» Written instruction:
Where the data below has the string "dicembre", return the whole line.

» Task data:
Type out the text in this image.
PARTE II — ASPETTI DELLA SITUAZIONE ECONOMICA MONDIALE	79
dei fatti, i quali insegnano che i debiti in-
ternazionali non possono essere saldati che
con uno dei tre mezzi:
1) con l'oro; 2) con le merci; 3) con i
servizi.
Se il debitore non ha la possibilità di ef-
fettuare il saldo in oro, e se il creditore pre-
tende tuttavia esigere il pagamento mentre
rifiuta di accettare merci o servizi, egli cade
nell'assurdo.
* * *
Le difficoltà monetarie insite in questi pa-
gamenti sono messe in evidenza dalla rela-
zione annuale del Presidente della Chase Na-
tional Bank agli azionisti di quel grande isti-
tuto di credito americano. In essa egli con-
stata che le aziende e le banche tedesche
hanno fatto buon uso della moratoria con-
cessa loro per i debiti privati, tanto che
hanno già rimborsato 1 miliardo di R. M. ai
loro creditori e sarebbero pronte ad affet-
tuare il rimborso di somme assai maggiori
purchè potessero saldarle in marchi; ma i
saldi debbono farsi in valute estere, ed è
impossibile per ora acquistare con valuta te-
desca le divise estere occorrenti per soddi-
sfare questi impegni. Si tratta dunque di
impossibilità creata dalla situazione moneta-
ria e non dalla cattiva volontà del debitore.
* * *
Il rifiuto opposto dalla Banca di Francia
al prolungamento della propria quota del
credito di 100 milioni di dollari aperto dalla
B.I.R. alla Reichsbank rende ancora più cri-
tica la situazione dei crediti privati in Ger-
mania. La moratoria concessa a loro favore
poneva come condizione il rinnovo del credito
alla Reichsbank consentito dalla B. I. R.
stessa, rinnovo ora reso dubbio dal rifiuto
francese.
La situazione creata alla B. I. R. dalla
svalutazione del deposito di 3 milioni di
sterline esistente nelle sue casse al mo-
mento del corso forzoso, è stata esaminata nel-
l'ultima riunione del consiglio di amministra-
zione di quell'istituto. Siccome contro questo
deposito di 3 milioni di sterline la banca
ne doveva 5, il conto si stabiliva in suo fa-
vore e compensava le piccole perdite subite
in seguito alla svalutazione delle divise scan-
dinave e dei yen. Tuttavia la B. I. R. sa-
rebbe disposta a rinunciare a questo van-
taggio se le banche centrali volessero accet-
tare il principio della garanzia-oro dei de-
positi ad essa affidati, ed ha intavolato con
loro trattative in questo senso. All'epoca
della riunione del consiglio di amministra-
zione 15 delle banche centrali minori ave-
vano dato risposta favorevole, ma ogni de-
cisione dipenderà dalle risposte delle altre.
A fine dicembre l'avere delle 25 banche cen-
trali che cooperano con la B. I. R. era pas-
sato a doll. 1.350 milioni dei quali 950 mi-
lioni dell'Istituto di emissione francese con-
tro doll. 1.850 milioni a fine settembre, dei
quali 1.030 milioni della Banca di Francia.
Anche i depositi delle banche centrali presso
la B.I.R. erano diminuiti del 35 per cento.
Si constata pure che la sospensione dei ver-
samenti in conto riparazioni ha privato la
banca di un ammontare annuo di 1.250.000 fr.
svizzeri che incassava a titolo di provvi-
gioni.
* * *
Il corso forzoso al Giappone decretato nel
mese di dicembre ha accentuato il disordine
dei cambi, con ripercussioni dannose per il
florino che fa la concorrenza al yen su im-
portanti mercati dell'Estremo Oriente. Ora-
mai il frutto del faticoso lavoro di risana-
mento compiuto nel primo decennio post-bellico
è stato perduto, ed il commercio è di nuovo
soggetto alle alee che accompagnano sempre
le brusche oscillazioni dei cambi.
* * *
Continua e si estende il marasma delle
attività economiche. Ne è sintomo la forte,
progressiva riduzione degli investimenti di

» Answer:
A fine dicembre l'avere delle 25 banche cen-
mese di dicembre ha accentuato il disordine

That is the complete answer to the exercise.